**SOURCE MATERIAL:**
+-------+
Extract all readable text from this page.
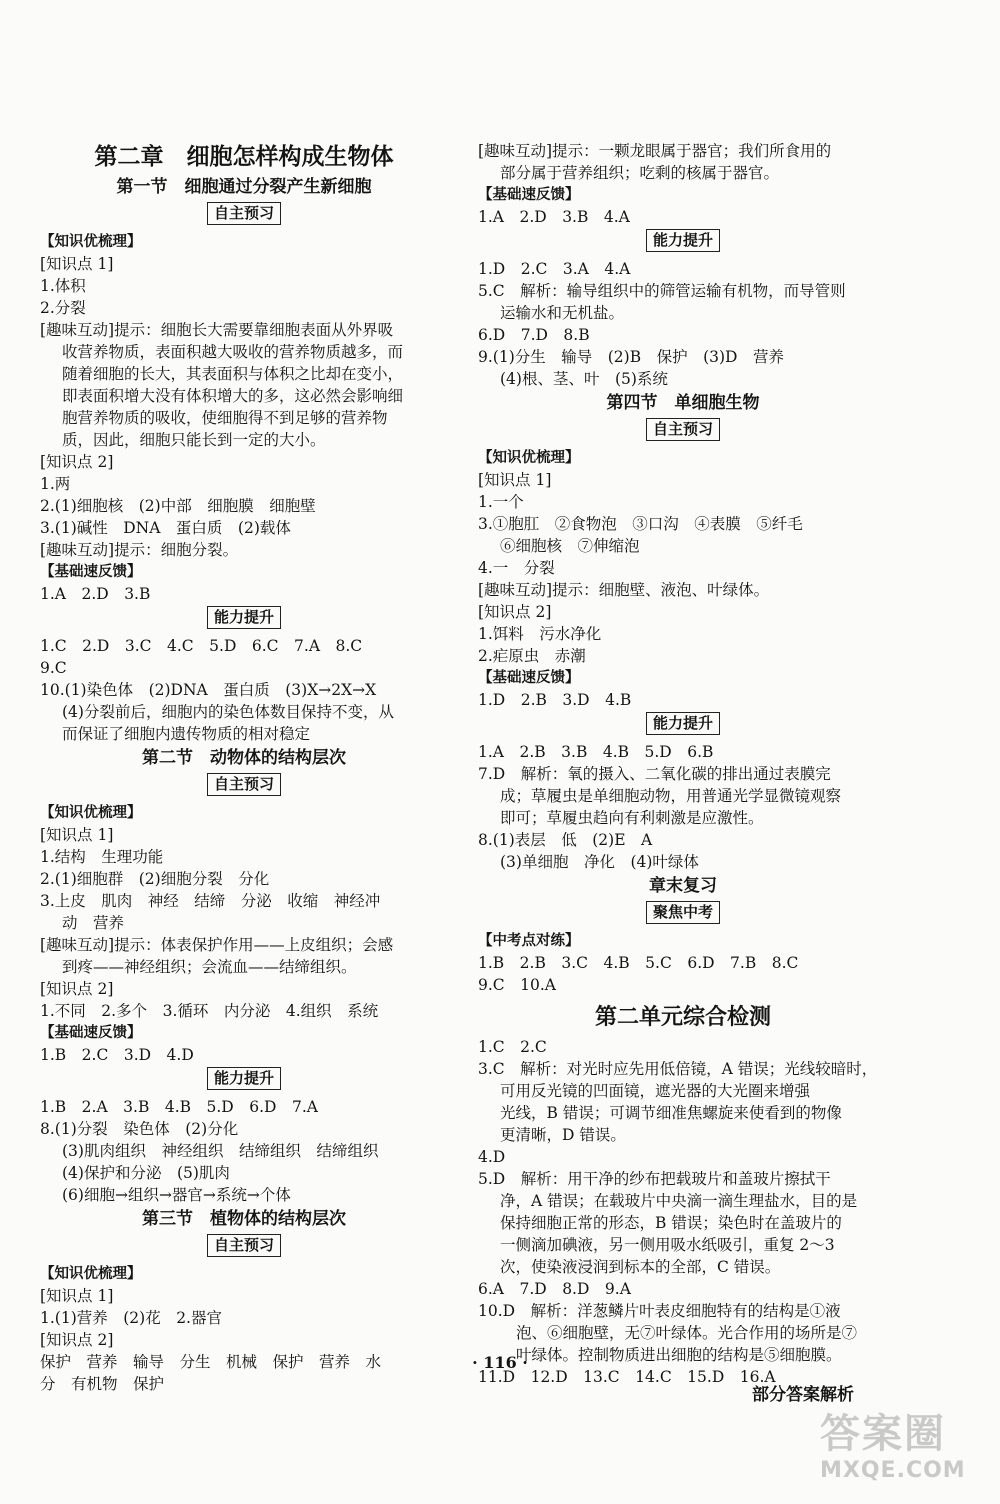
第二章　细胞怎样构成生物体
第一节　细胞通过分裂产生新细胞
自主预习
【知识优梳理】
[知识点 1]
1.体积
2.分裂
[趣味互动]提示：细胞长大需要靠细胞表面从外界吸
收营养物质，表面积越大吸收的营养物质越多，而
随着细胞的长大，其表面积与体积之比却在变小，
即表面积增大没有体积增大的多，这必然会影响细
胞营养物质的吸收，使细胞得不到足够的营养物
质，因此，细胞只能长到一定的大小。
[知识点 2]
1.两
2.(1)细胞核　(2)中部　细胞膜　细胞壁
3.(1)碱性　DNA　蛋白质　(2)载体
[趣味互动]提示：细胞分裂。
【基础速反馈】
1.A　2.D　3.B
能力提升
1.C　2.D　3.C　4.C　5.D　6.C　7.A　8.C
9.C
10.(1)染色体　(2)DNA　蛋白质　(3)X→2X→X
(4)分裂前后，细胞内的染色体数目保持不变，从
而保证了细胞内遗传物质的相对稳定
第二节　动物体的结构层次
自主预习
【知识优梳理】
[知识点 1]
1.结构　生理功能
2.(1)细胞群　(2)细胞分裂　分化
3.上皮　肌肉　神经　结缔　分泌　收缩　神经冲
动　营养
[趣味互动]提示：体表保护作用——上皮组织；会感
到疼——神经组织；会流血——结缔组织。
[知识点 2]
1.不同　2.多个　3.循环　内分泌　4.组织　系统
【基础速反馈】
1.B　2.C　3.D　4.D
能力提升
1.B　2.A　3.B　4.B　5.D　6.D　7.A
8.(1)分裂　染色体　(2)分化
(3)肌肉组织　神经组织　结缔组织　结缔组织
(4)保护和分泌　(5)肌肉
(6)细胞→组织→器官→系统→个体
第三节　植物体的结构层次
自主预习
【知识优梳理】
[知识点 1]
1.(1)营养　(2)花　2.器官
[知识点 2]
保护　营养　输导　分生　机械　保护　营养　水
分　有机物　保护
[趣味互动]提示：一颗龙眼属于器官；我们所食用的
部分属于营养组织；吃剩的核属于器官。
【基础速反馈】
1.A　2.D　3.B　4.A
能力提升
1.D　2.C　3.A　4.A
5.C　解析：输导组织中的筛管运输有机物，而导管则
运输水和无机盐。
6.D　7.D　8.B
9.(1)分生　输导　(2)B　保护　(3)D　营养
(4)根、茎、叶　(5)系统
第四节　单细胞生物
自主预习
【知识优梳理】
[知识点 1]
1.一个
3.①胞肛　②食物泡　③口沟　④表膜　⑤纤毛
⑥细胞核　⑦伸缩泡
4.一　分裂
[趣味互动]提示：细胞壁、液泡、叶绿体。
[知识点 2]
1.饵料　污水净化
2.疟原虫　赤潮
【基础速反馈】
1.D　2.B　3.D　4.B
能力提升
1.A　2.B　3.B　4.B　5.D　6.B
7.D　解析：氧的摄入、二氧化碳的排出通过表膜完
成；草履虫是单细胞动物，用普通光学显微镜观察
即可；草履虫趋向有利刺激是应激性。
8.(1)表层　低　(2)E　A
(3)单细胞　净化　(4)叶绿体
章末复习
聚焦中考
【中考点对练】
1.B　2.B　3.C　4.B　5.C　6.D　7.B　8.C
9.C　10.A
第二单元综合检测
1.C　2.C
3.C　解析：对光时应先用低倍镜，A 错误；光线较暗时，
可用反光镜的凹面镜，遮光器的大光圈来增强
光线，B 错误；可调节细准焦螺旋来使看到的物像
更清晰，D 错误。
4.D
5.D　解析：用干净的纱布把载玻片和盖玻片擦拭干
净，A 错误；在载玻片中央滴一滴生理盐水，目的是
保持细胞正常的形态，B 错误；染色时在盖玻片的
一侧滴加碘液，另一侧用吸水纸吸引，重复 2～3
次，使染液浸润到标本的全部，C 错误。
6.A　7.D　8.D　9.A
10.D　解析：洋葱鳞片叶表皮细胞特有的结构是①液
泡、⑥细胞壁，无⑦叶绿体。光合作用的场所是⑦
叶绿体。控制物质进出细胞的结构是⑤细胞膜。
11.D　12.D　13.C　14.C　15.D　16.A
· 116 ·
部分答案解析
答案圈
MXQE.COM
+-------+
Read the data above. Pull out each line in which the string "神经组织" appears.

到疼——神经组织；会流血——结缔组织。
(3)肌肉组织　神经组织　结缔组织　结缔组织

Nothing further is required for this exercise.